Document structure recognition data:

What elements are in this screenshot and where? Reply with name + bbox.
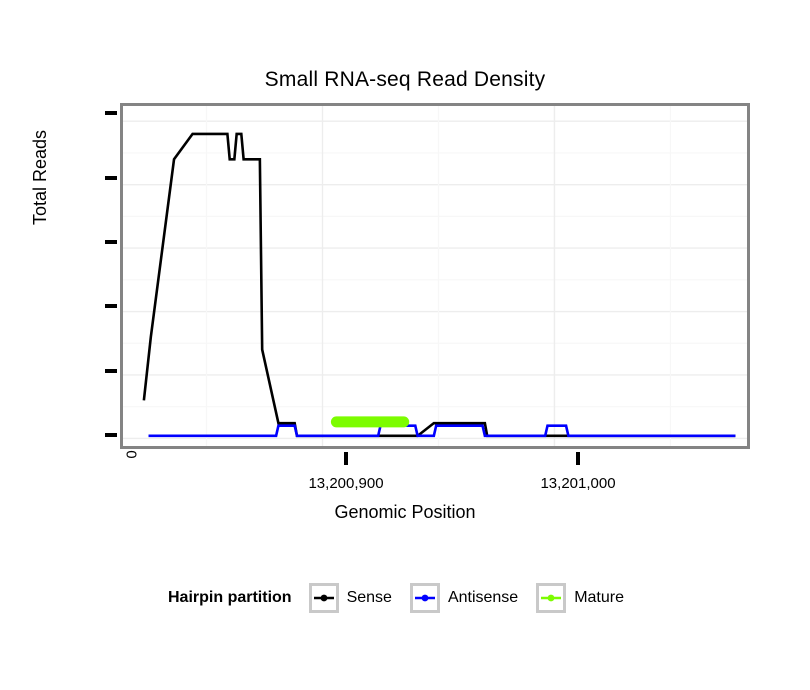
gridlines	[123, 106, 747, 446]
legend-title: Hairpin partition	[168, 589, 292, 607]
legend-entry-sense[interactable]: Sense	[309, 583, 400, 613]
legend-entry-antisense[interactable]: Antisense	[410, 583, 526, 613]
legend-key-antisense	[410, 583, 440, 613]
y-tick-mark-20	[105, 176, 117, 180]
chart-page: Small RNA-seq Read Density Total Reads 2…	[0, 0, 810, 690]
y-tick-mark-15	[105, 240, 117, 244]
legend-label-antisense: Antisense	[448, 589, 518, 607]
y-tick-mark-10	[105, 304, 117, 308]
series-line-antisense	[149, 426, 736, 436]
y-tick-mark-5	[105, 369, 117, 373]
line-point-icon	[540, 590, 562, 606]
chart-title: Small RNA-seq Read Density	[0, 68, 810, 92]
y-tick-mark-0	[105, 433, 117, 437]
x-tick-label-1: 13,200,900	[308, 475, 383, 492]
plot-svg	[123, 106, 747, 446]
series-line-sense	[144, 134, 736, 436]
x-axis-title: Genomic Position	[0, 502, 810, 523]
chart-legend: Hairpin partition Sense Antisense	[0, 583, 810, 613]
legend-key-mature	[536, 583, 566, 613]
line-point-icon	[414, 590, 436, 606]
y-axis-title: Total Reads	[30, 130, 51, 225]
plot-area	[123, 106, 747, 446]
x-tick-mark-1	[344, 452, 348, 465]
legend-entry-mature[interactable]: Mature	[536, 583, 632, 613]
x-tick-label-2: 13,201,000	[540, 475, 615, 492]
legend-key-sense	[309, 583, 339, 613]
x-tick-mark-2	[576, 452, 580, 465]
y-tick-mark-25	[105, 111, 117, 115]
line-point-icon	[313, 590, 335, 606]
legend-label-mature: Mature	[574, 589, 624, 607]
legend-label-sense: Sense	[347, 589, 392, 607]
series-layer	[144, 134, 736, 436]
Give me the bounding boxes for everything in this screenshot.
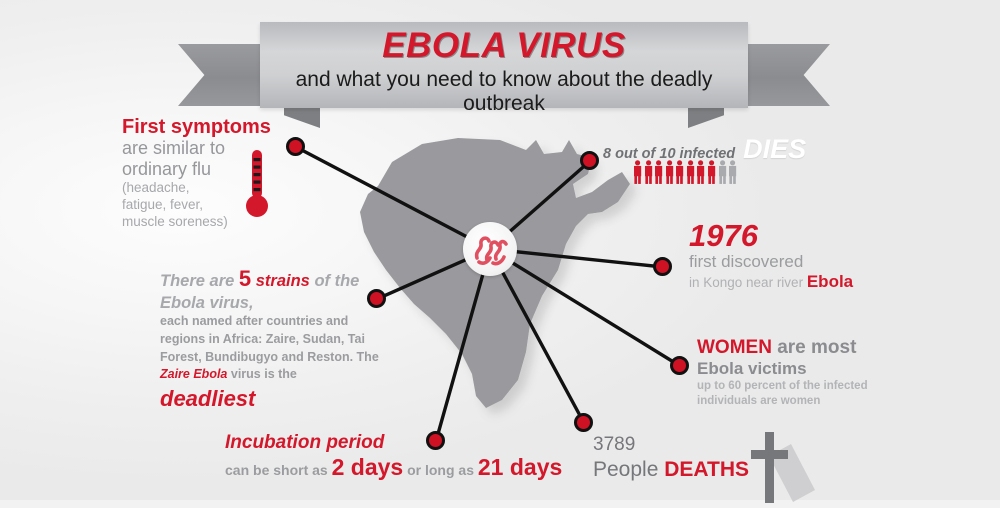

WHAT YOU ARE ASKED TO DO:
Please report every line of the records above that contains the word "series".

ANSWER TO THE PROBLEM:
series-line-antisense	[149, 426, 736, 436]
series-line-sense	[144, 134, 736, 436]
series-layer	[144, 134, 736, 436]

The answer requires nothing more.